### [Exercise]
In the text on the QF72 and AF447 incidents, which company made the ADIRS on the QF72 aircraft?

|(Part one of two)||
The QF72 incident is likely to have been similarly ADIRU sensor-related IMHO. The aircraft was equipped with a Northrop Grumman made ADIRS. However the scenario was likely to have been different (only one ADIRU spat its dummy -see the box). The relevance of spikes in the AoA data is apparent.
If you were to run this AF447 theory [below] past Airbus, I think you'd need to be prepared to give mouth-to-mouth. They'd choke on it. It's precisely what they don't want to hear.
You say: "...there is a pattern of alarming incidents involving ADIRU failures on A330 aircraft which cannot be explained by faulty pitots or mere pilot error (although that may have played its part)." I beg to disagree, and the explanation why is below. You'll probably need to read it through twice (at least) to get the simple thrust of its underlying premise.
Because of not finding the recorders it's unlikely that the cause of AF447's downing will ever be much more than informed surmise based upon ample precedent. More newsworthy in my view is the need for something like my Iridian/Roadshow invention of 1998 ( http://tinyurl.com/kv2owv ) - so that such invaluable pre-crash data is instantly available to investigators. It's noteworthy that that giant Canadian Company AeroMechanical Services, who adopted my idea and marketed it, recently capitalized upon the failure to recover AF447's black boxes by upgrading their offering (on 11 Aug 09 - see this link at http://tinyurl.com/nwqdmr ) and the adjacent box. To date, it's only in service in a number of VVIP jets.

### [Entries supplied]
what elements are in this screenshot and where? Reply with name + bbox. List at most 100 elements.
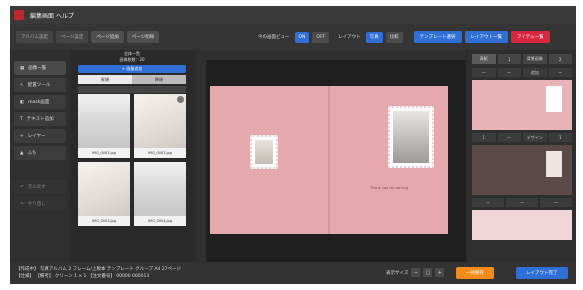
view-on-toggle[interactable]: ON xyxy=(294,31,310,43)
layout-label: レイアウト xyxy=(338,35,361,40)
photo-frame-right[interactable] xyxy=(388,106,434,168)
ruler-horizontal xyxy=(196,50,466,60)
toolbar: アルバム設定 ページ設定 ページ追加 ページ削除 今の画面ビュー ON OFF … xyxy=(10,24,576,50)
mask-icon: ◧ xyxy=(20,99,25,105)
right-panel-tabs: 表紙 1 背景画像 2 xyxy=(472,54,572,64)
undo-button[interactable]: ↶ 元に戻す xyxy=(14,180,66,194)
photo-panel: 全体一覧 画像枚数：20 + 画像追加 昇順 降順 IMG_0001.jpg I… xyxy=(72,50,192,262)
rp-tool[interactable]: ー xyxy=(472,198,504,207)
template-select-button[interactable]: テンプレート選択 xyxy=(413,31,462,43)
zoom-controls: 表示サイズ − ▢ + xyxy=(386,268,445,277)
rp-tools-2: 1 ー デザイン 1 xyxy=(472,133,572,142)
rp-tool[interactable]: ー xyxy=(497,133,521,142)
rp-tool[interactable]: 1 xyxy=(472,133,496,142)
frame-icon: ▲ xyxy=(20,150,24,156)
rp-tool[interactable]: ー xyxy=(497,68,521,77)
spread-fold xyxy=(328,86,330,234)
photo-frame-left[interactable] xyxy=(250,135,278,169)
photo-grid: IMG_0001.jpg IMG_0002.jpg IMG_0003.jpg I… xyxy=(78,94,188,226)
menu-label-mask: mask画面 xyxy=(28,100,50,105)
menu-label-images: 画像一覧 xyxy=(28,66,47,71)
menu-item-layer[interactable]: + レイヤー xyxy=(14,129,66,143)
rp-tool[interactable]: ー xyxy=(548,68,572,77)
rp-tool[interactable]: ー xyxy=(540,198,572,207)
status-text: 【作成中】 写真アルバム 2 フレーム/上製本 テンプレート グループ A4 2… xyxy=(16,266,181,280)
photo-thumb[interactable]: IMG_0003.jpg xyxy=(78,162,130,226)
page-thumb-photo xyxy=(546,151,562,177)
redo-icon: ↷ xyxy=(20,201,24,207)
photo-caption: IMG_0002.jpg xyxy=(134,148,186,158)
ruler-vertical xyxy=(196,60,206,262)
status-line-2: 【仕様】 【備考】 クリーン 1 × 1 【注文番号】 00000 000013 xyxy=(16,274,150,279)
page-thumb-2[interactable] xyxy=(472,145,572,195)
layout-option-compare[interactable]: 比較 xyxy=(385,31,403,43)
photo-thumb[interactable]: IMG_0004.jpg xyxy=(134,162,186,226)
rp-tool[interactable]: 追加 xyxy=(523,68,547,77)
photo-caption: IMG_0001.jpg xyxy=(78,148,130,158)
add-image-button[interactable]: + 画像追加 xyxy=(78,65,186,73)
photo-count: 画像枚数：20 xyxy=(119,57,145,62)
zoom-out-button[interactable]: − xyxy=(411,268,421,277)
app-logo xyxy=(14,10,24,20)
photo-thumb[interactable]: IMG_0001.jpg xyxy=(78,94,130,158)
undo-icon: ↶ xyxy=(20,184,24,190)
tab-add-page[interactable]: ページ追加 xyxy=(91,31,124,43)
rp-tool[interactable]: ー xyxy=(472,68,496,77)
layout-option-photo[interactable]: 写真 xyxy=(365,31,383,43)
redo-label: やり直し xyxy=(27,202,46,207)
album-spread[interactable]: Thank you for coming xyxy=(210,86,448,234)
menu-label-layer: レイヤー xyxy=(27,134,46,139)
photo-caption: IMG_0003.jpg xyxy=(78,216,130,226)
cursor-icon: ↖ xyxy=(20,82,24,88)
view-off-toggle[interactable]: OFF xyxy=(312,31,330,43)
menu-item-border[interactable]: ▲ ふち xyxy=(14,146,66,160)
rp-tab-cover[interactable]: 表紙 xyxy=(472,54,496,64)
editing-canvas[interactable]: Thank you for coming xyxy=(196,50,466,262)
tab-album-settings[interactable]: アルバム設定 xyxy=(16,31,53,43)
redo-button[interactable]: ↷ やり直し xyxy=(14,197,66,211)
toolbar-right: 今の画面ビュー ON OFF レイアウト 写真 比較 テンプレート選択 レイアウ… xyxy=(258,31,550,43)
rp-tool[interactable]: 1 xyxy=(548,133,572,142)
title-bar: 編集画面 ヘルプ xyxy=(10,6,576,24)
zoom-in-button[interactable]: + xyxy=(435,268,445,277)
menu-item-text[interactable]: T テキスト追加 xyxy=(14,112,66,126)
photo-caption: IMG_0004.jpg xyxy=(134,216,186,226)
page-thumb-3[interactable] xyxy=(472,210,572,240)
page-thumb-1[interactable] xyxy=(472,80,572,130)
toolbar-tabs: アルバム設定 ページ設定 ページ追加 ページ削除 xyxy=(16,31,160,43)
rp-tab-2[interactable]: 2 xyxy=(548,54,572,64)
filter-strip[interactable] xyxy=(78,86,186,93)
menu-item-images[interactable]: ▦ 画像一覧 xyxy=(14,61,66,75)
photo-thumb[interactable]: IMG_0002.jpg xyxy=(134,94,186,158)
tab-delete-page[interactable]: ページ削除 xyxy=(126,31,160,43)
selected-badge-icon xyxy=(177,96,184,103)
menu-label-border: ふち xyxy=(27,151,37,156)
image-icon: ▦ xyxy=(20,65,25,71)
menu-item-arrange[interactable]: ↖ 配置ツール xyxy=(14,78,66,92)
rp-tool[interactable]: ー xyxy=(506,198,538,207)
menu-item-mask[interactable]: ◧ mask画面 xyxy=(14,95,66,109)
photo-right xyxy=(393,111,429,163)
sort-desc-tab[interactable]: 降順 xyxy=(132,75,186,84)
rp-tab-1[interactable]: 1 xyxy=(497,54,521,64)
status-line-1: 【作成中】 写真アルバム 2 フレーム/上製本 テンプレート グループ A4 2… xyxy=(16,267,181,272)
rp-tab-bg[interactable]: 背景画像 xyxy=(523,54,547,64)
zoom-fit-button[interactable]: ▢ xyxy=(423,268,433,277)
left-tool-panel: ▦ 画像一覧 ↖ 配置ツール ◧ mask画面 T テキスト追加 + レイヤー … xyxy=(10,50,70,262)
tab-page-settings[interactable]: ページ設定 xyxy=(55,31,89,43)
app-window: 編集画面 ヘルプ アルバム設定 ページ設定 ページ追加 ページ削除 今の画面ビュ… xyxy=(10,6,576,284)
sort-asc-tab[interactable]: 昇順 xyxy=(78,75,132,84)
item-list-button[interactable]: アイテム一覧 xyxy=(511,31,550,43)
menu-label-text: テキスト追加 xyxy=(26,117,54,122)
rp-tool[interactable]: デザイン xyxy=(523,133,547,142)
status-bar: 【作成中】 写真アルバム 2 フレーム/上製本 テンプレート グループ A4 2… xyxy=(10,262,576,284)
sort-tabs: 昇順 降順 xyxy=(78,75,186,84)
right-panel: 表紙 1 背景画像 2 ー ー 追加 ー 1 ー デザイン 1 ー ー ー xyxy=(468,50,576,262)
spread-text[interactable]: Thank you for coming xyxy=(370,186,430,190)
layout-complete-button[interactable]: レイアウト完了 xyxy=(516,267,568,279)
save-draft-button[interactable]: 一時保存 xyxy=(456,267,494,279)
undo-label: 元に戻す xyxy=(27,185,46,190)
rp-tools-1: ー ー 追加 ー xyxy=(472,68,572,77)
window-title: 編集画面 ヘルプ xyxy=(30,12,74,20)
layout-list-button[interactable]: レイアウト一覧 xyxy=(464,31,509,43)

### [Answer below]
Northrop Grumman